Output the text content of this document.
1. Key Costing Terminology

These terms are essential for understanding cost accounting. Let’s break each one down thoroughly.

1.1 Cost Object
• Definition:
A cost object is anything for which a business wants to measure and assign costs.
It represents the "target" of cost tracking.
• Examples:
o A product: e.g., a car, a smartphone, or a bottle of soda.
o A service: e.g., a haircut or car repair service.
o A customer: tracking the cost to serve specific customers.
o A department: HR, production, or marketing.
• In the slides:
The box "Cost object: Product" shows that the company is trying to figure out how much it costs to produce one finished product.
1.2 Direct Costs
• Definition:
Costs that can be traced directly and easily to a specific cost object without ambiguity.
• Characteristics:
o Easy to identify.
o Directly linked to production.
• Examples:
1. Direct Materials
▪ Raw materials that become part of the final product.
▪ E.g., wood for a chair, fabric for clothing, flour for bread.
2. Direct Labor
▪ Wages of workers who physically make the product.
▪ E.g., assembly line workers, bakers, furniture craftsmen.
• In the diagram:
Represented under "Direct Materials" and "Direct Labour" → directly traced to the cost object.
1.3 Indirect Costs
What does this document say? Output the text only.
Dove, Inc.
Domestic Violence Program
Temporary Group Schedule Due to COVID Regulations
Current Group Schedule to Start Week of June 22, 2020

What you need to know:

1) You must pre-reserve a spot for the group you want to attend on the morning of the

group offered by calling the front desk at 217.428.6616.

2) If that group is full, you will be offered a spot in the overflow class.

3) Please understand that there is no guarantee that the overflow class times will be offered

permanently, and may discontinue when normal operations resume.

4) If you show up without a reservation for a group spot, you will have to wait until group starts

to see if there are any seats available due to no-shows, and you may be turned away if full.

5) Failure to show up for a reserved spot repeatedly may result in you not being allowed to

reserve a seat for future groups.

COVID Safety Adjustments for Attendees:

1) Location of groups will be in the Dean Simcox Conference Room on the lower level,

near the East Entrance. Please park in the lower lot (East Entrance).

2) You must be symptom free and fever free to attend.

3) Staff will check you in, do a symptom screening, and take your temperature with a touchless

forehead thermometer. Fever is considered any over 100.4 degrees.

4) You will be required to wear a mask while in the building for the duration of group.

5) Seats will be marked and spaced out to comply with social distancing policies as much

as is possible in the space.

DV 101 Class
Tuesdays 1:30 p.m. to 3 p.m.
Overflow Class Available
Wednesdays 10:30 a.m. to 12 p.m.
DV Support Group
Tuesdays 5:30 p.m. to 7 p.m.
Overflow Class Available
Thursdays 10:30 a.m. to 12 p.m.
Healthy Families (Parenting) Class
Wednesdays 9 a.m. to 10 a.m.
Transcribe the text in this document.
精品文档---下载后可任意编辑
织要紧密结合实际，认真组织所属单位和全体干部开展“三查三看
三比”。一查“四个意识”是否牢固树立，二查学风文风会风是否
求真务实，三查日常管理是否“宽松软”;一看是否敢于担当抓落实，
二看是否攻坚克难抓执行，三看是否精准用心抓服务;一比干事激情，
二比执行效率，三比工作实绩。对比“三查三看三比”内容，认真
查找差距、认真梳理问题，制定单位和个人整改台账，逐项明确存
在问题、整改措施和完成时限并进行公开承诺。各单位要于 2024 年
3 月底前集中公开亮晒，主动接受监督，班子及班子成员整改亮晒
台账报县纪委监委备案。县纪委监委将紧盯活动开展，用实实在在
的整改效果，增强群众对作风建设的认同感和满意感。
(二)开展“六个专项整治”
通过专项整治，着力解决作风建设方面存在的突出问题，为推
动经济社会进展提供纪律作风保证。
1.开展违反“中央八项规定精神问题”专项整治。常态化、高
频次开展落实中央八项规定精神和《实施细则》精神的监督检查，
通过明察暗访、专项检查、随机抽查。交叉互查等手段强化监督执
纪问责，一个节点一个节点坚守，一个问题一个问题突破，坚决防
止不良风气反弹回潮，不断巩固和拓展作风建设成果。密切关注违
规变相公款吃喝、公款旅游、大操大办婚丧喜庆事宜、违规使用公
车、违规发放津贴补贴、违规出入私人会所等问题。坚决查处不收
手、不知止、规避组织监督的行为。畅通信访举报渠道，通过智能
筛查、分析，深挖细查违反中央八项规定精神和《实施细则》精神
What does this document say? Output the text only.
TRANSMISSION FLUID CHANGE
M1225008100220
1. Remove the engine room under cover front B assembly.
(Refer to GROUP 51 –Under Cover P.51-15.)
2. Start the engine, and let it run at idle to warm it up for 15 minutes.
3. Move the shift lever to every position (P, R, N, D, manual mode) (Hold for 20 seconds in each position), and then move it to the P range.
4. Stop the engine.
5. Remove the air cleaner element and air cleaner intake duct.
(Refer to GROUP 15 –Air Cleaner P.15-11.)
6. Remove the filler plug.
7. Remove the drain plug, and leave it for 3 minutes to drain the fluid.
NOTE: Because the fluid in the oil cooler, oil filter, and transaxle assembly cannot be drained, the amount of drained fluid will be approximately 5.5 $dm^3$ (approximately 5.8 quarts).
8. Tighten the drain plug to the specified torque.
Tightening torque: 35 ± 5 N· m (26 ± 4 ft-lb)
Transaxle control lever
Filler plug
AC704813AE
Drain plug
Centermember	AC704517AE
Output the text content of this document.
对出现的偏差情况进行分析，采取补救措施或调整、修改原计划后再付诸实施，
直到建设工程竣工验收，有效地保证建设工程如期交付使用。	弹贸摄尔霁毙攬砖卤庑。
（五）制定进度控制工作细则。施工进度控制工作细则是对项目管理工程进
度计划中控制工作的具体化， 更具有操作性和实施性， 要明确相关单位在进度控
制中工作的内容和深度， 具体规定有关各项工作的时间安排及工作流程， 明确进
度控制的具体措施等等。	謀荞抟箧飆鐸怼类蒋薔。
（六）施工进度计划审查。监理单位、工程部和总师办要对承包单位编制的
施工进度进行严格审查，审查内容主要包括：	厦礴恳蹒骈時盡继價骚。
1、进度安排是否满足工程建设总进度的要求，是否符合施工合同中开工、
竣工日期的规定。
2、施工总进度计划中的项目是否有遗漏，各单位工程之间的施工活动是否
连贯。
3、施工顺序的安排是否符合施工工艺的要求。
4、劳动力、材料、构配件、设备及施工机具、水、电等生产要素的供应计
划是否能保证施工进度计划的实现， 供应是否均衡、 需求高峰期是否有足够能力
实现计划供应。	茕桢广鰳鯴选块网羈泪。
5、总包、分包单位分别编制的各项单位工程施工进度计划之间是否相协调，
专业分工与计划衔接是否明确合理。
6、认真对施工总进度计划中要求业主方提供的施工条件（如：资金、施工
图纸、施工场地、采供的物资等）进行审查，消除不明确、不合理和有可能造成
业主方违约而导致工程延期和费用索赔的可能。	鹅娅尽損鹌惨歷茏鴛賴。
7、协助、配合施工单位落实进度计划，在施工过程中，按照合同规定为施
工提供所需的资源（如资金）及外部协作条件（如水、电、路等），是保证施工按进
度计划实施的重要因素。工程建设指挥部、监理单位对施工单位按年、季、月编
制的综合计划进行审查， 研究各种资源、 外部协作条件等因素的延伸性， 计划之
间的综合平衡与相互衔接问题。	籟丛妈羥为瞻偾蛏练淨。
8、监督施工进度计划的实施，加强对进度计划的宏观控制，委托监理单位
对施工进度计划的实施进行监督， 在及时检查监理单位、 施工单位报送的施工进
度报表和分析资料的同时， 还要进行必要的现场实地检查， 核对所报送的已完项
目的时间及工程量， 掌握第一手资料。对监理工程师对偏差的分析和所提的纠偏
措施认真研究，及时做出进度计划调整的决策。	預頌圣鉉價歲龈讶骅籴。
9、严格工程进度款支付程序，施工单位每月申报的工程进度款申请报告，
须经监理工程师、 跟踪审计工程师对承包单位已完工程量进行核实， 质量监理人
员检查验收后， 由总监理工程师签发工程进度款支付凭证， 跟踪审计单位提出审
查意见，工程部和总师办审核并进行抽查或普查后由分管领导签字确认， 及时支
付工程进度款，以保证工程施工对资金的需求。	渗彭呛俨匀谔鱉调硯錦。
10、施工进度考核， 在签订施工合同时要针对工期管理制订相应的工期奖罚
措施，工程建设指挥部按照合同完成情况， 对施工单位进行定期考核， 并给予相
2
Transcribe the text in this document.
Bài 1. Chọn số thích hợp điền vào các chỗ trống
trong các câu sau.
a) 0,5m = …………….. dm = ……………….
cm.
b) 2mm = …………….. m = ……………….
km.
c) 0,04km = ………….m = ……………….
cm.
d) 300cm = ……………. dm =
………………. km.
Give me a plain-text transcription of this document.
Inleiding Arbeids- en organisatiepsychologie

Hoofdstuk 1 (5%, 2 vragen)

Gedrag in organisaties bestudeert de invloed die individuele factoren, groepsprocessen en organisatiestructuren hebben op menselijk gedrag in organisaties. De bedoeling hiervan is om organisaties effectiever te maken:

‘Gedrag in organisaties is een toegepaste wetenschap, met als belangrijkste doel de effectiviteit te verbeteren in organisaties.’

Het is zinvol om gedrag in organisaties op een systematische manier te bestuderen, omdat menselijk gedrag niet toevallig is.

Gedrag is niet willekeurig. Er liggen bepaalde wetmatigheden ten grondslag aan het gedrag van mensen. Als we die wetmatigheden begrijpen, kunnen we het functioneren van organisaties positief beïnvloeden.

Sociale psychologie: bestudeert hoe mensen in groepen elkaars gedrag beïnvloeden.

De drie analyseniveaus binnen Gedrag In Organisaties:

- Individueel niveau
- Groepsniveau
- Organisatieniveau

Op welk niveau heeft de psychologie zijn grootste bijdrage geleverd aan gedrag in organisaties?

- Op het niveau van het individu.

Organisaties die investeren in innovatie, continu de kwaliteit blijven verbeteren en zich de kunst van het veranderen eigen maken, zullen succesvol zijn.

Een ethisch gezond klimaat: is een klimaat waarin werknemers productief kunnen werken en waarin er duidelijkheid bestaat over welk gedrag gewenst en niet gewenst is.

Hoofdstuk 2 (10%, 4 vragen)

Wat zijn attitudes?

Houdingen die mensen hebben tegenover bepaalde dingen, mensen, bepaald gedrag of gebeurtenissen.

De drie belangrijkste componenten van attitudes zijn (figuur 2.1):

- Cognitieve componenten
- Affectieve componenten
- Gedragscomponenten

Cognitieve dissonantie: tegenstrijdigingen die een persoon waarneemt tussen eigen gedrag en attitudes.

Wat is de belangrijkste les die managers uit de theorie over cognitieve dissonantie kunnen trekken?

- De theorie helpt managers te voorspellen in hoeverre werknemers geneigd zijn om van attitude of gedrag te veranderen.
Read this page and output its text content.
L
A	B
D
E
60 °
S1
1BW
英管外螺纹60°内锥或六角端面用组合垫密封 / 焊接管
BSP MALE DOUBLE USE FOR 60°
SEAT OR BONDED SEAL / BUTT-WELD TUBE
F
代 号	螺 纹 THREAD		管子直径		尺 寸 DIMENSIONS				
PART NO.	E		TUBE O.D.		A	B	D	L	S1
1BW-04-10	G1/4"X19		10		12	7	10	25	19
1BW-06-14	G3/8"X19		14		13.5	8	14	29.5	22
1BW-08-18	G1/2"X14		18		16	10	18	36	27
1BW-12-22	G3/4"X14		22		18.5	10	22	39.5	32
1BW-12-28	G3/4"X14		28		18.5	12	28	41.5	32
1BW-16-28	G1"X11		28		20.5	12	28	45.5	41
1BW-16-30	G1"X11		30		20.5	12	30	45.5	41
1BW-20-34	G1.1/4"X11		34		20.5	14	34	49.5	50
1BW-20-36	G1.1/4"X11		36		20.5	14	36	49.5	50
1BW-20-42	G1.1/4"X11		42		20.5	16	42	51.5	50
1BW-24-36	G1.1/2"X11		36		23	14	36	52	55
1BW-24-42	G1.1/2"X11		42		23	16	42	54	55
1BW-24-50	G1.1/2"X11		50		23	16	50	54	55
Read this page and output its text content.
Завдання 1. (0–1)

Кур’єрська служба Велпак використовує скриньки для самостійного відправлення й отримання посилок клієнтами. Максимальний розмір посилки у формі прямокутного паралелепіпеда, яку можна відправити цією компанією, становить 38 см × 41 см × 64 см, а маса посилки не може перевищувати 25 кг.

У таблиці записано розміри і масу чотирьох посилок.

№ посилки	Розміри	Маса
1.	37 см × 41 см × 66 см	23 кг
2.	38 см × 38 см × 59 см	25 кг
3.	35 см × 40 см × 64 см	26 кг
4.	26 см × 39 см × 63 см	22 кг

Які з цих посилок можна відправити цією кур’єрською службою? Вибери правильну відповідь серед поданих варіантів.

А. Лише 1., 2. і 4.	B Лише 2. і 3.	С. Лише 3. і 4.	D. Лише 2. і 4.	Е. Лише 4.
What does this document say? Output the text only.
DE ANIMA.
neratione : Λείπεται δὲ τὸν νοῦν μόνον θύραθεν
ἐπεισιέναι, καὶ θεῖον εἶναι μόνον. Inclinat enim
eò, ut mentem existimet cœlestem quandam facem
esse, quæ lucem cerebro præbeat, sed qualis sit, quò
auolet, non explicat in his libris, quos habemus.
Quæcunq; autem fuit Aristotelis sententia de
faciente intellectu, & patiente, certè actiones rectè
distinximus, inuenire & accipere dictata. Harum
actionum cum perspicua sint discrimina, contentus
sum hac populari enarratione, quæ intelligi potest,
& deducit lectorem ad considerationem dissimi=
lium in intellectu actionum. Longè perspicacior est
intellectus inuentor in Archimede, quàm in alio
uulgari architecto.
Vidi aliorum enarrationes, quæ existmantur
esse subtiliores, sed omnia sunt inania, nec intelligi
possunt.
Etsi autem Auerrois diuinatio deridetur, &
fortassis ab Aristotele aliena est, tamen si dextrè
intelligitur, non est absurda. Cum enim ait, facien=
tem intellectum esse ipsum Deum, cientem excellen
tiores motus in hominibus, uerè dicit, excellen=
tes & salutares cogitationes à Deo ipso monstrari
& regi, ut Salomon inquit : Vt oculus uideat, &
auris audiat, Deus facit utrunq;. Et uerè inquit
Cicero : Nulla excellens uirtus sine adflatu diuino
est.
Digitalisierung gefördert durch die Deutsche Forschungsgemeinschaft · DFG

_ _ _ _ _ _ _

§ **GOAL**: Check every line of the material for the string "beïnvloeden" and give the number of lines that have it, without anything else.

§ **TASK RESPONSE**: 2